### Stored records
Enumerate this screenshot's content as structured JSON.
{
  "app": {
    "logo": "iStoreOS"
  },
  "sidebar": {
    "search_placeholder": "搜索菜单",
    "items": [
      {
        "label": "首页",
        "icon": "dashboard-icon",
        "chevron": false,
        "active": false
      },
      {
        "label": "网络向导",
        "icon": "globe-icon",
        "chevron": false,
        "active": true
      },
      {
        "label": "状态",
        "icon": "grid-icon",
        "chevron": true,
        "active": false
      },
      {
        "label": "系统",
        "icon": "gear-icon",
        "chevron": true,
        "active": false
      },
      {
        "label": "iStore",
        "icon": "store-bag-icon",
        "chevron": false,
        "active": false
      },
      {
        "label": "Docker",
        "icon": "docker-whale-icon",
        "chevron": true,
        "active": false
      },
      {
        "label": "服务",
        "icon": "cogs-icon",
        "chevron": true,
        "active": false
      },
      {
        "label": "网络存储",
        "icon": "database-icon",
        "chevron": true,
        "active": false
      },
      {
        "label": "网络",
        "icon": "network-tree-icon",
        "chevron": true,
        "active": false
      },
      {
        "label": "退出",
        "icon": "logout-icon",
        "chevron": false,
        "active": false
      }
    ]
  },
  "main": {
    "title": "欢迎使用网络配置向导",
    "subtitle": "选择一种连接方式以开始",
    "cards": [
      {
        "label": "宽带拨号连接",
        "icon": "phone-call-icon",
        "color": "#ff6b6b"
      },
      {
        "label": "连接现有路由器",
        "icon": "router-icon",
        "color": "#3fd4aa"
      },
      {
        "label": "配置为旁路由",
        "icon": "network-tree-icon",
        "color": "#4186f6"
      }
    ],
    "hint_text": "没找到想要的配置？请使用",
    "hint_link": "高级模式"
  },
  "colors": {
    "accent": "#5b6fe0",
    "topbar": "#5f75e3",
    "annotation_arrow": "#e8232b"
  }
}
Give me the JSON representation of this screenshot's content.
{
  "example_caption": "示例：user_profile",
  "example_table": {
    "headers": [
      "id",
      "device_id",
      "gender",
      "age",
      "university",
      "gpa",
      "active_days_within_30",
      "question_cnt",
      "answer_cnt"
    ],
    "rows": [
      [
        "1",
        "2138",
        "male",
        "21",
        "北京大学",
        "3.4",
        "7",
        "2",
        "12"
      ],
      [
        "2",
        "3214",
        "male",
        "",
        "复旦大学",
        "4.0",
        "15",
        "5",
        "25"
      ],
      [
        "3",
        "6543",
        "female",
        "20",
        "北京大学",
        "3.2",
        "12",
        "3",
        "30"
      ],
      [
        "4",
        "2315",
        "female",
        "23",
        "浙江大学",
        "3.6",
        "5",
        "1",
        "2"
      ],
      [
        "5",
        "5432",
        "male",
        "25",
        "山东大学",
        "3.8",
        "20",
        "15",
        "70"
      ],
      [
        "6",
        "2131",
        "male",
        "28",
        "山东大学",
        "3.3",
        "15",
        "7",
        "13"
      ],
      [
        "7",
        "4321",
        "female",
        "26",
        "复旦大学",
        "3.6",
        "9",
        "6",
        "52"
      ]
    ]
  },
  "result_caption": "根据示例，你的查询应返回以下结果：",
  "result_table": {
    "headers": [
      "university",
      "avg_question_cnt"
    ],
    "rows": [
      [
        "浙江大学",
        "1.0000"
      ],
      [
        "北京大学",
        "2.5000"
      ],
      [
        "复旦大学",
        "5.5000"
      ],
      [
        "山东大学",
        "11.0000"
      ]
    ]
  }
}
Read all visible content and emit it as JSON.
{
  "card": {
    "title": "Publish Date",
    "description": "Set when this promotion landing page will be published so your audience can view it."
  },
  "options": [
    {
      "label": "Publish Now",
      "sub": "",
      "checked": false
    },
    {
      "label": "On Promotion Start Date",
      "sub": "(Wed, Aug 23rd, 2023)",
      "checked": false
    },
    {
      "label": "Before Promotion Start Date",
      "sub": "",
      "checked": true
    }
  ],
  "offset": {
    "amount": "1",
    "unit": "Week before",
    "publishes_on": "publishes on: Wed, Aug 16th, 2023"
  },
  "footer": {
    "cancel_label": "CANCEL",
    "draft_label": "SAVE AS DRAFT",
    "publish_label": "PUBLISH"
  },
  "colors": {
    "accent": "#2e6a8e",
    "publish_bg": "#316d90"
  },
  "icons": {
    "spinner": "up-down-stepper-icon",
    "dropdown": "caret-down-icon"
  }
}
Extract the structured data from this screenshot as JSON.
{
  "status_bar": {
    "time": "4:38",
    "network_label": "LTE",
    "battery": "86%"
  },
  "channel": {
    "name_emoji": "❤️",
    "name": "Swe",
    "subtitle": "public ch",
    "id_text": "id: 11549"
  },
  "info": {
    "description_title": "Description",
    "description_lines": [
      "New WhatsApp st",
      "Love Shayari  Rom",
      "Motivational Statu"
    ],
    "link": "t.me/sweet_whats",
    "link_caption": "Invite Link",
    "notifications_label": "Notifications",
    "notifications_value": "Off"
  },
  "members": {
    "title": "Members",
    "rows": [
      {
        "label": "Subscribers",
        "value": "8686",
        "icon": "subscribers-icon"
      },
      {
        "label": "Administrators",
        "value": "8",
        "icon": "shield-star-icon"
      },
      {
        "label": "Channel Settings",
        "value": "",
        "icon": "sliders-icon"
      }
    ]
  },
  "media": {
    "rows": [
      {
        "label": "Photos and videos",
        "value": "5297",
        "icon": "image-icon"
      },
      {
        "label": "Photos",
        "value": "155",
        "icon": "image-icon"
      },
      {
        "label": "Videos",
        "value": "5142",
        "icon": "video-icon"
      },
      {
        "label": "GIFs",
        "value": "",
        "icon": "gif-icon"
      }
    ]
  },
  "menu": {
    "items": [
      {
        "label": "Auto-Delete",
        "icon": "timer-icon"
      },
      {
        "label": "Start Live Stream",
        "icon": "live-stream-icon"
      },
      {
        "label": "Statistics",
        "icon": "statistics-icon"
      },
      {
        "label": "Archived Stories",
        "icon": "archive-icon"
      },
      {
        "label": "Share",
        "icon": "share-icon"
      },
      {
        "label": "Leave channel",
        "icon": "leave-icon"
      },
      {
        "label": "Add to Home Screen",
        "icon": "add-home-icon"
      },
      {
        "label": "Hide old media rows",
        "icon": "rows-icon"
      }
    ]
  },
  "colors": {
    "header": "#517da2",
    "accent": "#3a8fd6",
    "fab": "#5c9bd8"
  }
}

### Exercise details
Repeat the lines above exactly.

### Reply to the task
Enumerate this screenshot's content as structured JSON.
{
  "app": {
    "logo": "iStoreOS"
  },
  "sidebar": {
    "search_placeholder": "搜索菜单",
    "items": [
      {
        "label": "首页",
        "icon": "dashboard-icon",
        "chevron": false,
        "active": false
      },
      {
        "label": "网络向导",
        "icon": "globe-icon",
        "chevron": false,
        "active": true
      },
      {
        "label": "状态",
        "icon": "grid-icon",
        "chevron": true,
        "active": false
      },
      {
        "label": "系统",
        "icon": "gear-icon",
        "chevron": true,
        "active": false
      },
      {
        "label": "iStore",
        "icon": "store-bag-icon",
        "chevron": false,
        "active": false
      },
      {
        "label": "Docker",
        "icon": "docker-whale-icon",
        "chevron": true,
        "active": false
      },
      {
        "label": "服务",
        "icon": "cogs-icon",
        "chevron": true,
        "active": false
      },
      {
        "label": "网络存储",
        "icon": "database-icon",
        "chevron": true,
        "active": false
      },
      {
        "label": "网络",
        "icon": "network-tree-icon",
        "chevron": true,
        "active": false
      },
      {
        "label": "退出",
        "icon": "logout-icon",
        "chevron": false,
        "active": false
      }
    ]
  },
  "main": {
    "title": "欢迎使用网络配置向导",
    "subtitle": "选择一种连接方式以开始",
    "cards": [
      {
        "label": "宽带拨号连接",
        "icon": "phone-call-icon",
        "color": "#ff6b6b"
      },
      {
        "label": "连接现有路由器",
        "icon": "router-icon",
        "color": "#3fd4aa"
      },
      {
        "label": "配置为旁路由",
        "icon": "network-tree-icon",
        "color": "#4186f6"
      }
    ],
    "hint_text": "没找到想要的配置？请使用",
    "hint_link": "高级模式"
  },
  "colors": {
    "accent": "#5b6fe0",
    "topbar": "#5f75e3",
    "annotation_arrow": "#e8232b"
  }
}
Give me the JSON representation of this screenshot's content.
{
  "example_caption": "示例：user_profile",
  "example_table": {
    "headers": [
      "id",
      "device_id",
      "gender",
      "age",
      "university",
      "gpa",
      "active_days_within_30",
      "question_cnt",
      "answer_cnt"
    ],
    "rows": [
      [
        "1",
        "2138",
        "male",
        "21",
        "北京大学",
        "3.4",
        "7",
        "2",
        "12"
      ],
      [
        "2",
        "3214",
        "male",
        "",
        "复旦大学",
        "4.0",
        "15",
        "5",
        "25"
      ],
      [
        "3",
        "6543",
        "female",
        "20",
        "北京大学",
        "3.2",
        "12",
        "3",
        "30"
      ],
      [
        "4",
        "2315",
        "female",
        "23",
        "浙江大学",
        "3.6",
        "5",
        "1",
        "2"
      ],
      [
        "5",
        "5432",
        "male",
        "25",
        "山东大学",
        "3.8",
        "20",
        "15",
        "70"
      ],
      [
        "6",
        "2131",
        "male",
        "28",
        "山东大学",
        "3.3",
        "15",
        "7",
        "13"
      ],
      [
        "7",
        "4321",
        "female",
        "26",
        "复旦大学",
        "3.6",
        "9",
        "6",
        "52"
      ]
    ]
  },
  "result_caption": "根据示例，你的查询应返回以下结果：",
  "result_table": {
    "headers": [
      "university",
      "avg_question_cnt"
    ],
    "rows": [
      [
        "浙江大学",
        "1.0000"
      ],
      [
        "北京大学",
        "2.5000"
      ],
      [
        "复旦大学",
        "5.5000"
      ],
      [
        "山东大学",
        "11.0000"
      ]
    ]
  }
}
Read all visible content and emit it as JSON.
{
  "card": {
    "title": "Publish Date",
    "description": "Set when this promotion landing page will be published so your audience can view it."
  },
  "options": [
    {
      "label": "Publish Now",
      "sub": "",
      "checked": false
    },
    {
      "label": "On Promotion Start Date",
      "sub": "(Wed, Aug 23rd, 2023)",
      "checked": false
    },
    {
      "label": "Before Promotion Start Date",
      "sub": "",
      "checked": true
    }
  ],
  "offset": {
    "amount": "1",
    "unit": "Week before",
    "publishes_on": "publishes on: Wed, Aug 16th, 2023"
  },
  "footer": {
    "cancel_label": "CANCEL",
    "draft_label": "SAVE AS DRAFT",
    "publish_label": "PUBLISH"
  },
  "colors": {
    "accent": "#2e6a8e",
    "publish_bg": "#316d90"
  },
  "icons": {
    "spinner": "up-down-stepper-icon",
    "dropdown": "caret-down-icon"
  }
}
Extract the structured data from this screenshot as JSON.
{
  "status_bar": {
    "time": "4:38",
    "network_label": "LTE",
    "battery": "86%"
  },
  "channel": {
    "name_emoji": "❤️",
    "name": "Swe",
    "subtitle": "public ch",
    "id_text": "id: 11549"
  },
  "info": {
    "description_title": "Description",
    "description_lines": [
      "New WhatsApp st",
      "Love Shayari  Rom",
      "Motivational Statu"
    ],
    "link": "t.me/sweet_whats",
    "link_caption": "Invite Link",
    "notifications_label": "Notifications",
    "notifications_value": "Off"
  },
  "members": {
    "title": "Members",
    "rows": [
      {
        "label": "Subscribers",
        "value": "8686",
        "icon": "subscribers-icon"
      },
      {
        "label": "Administrators",
        "value": "8",
        "icon": "shield-star-icon"
      },
      {
        "label": "Channel Settings",
        "value": "",
        "icon": "sliders-icon"
      }
    ]
  },
  "media": {
    "rows": [
      {
        "label": "Photos and videos",
        "value": "5297",
        "icon": "image-icon"
      },
      {
        "label": "Photos",
        "value": "155",
        "icon": "image-icon"
      },
      {
        "label": "Videos",
        "value": "5142",
        "icon": "video-icon"
      },
      {
        "label": "GIFs",
        "value": "",
        "icon": "gif-icon"
      }
    ]
  },
  "menu": {
    "items": [
      {
        "label": "Auto-Delete",
        "icon": "timer-icon"
      },
      {
        "label": "Start Live Stream",
        "icon": "live-stream-icon"
      },
      {
        "label": "Statistics",
        "icon": "statistics-icon"
      },
      {
        "label": "Archived Stories",
        "icon": "archive-icon"
      },
      {
        "label": "Share",
        "icon": "share-icon"
      },
      {
        "label": "Leave channel",
        "icon": "leave-icon"
      },
      {
        "label": "Add to Home Screen",
        "icon": "add-home-icon"
      },
      {
        "label": "Hide old media rows",
        "icon": "rows-icon"
      }
    ]
  },
  "colors": {
    "header": "#517da2",
    "accent": "#3a8fd6",
    "fab": "#5c9bd8"
  }
}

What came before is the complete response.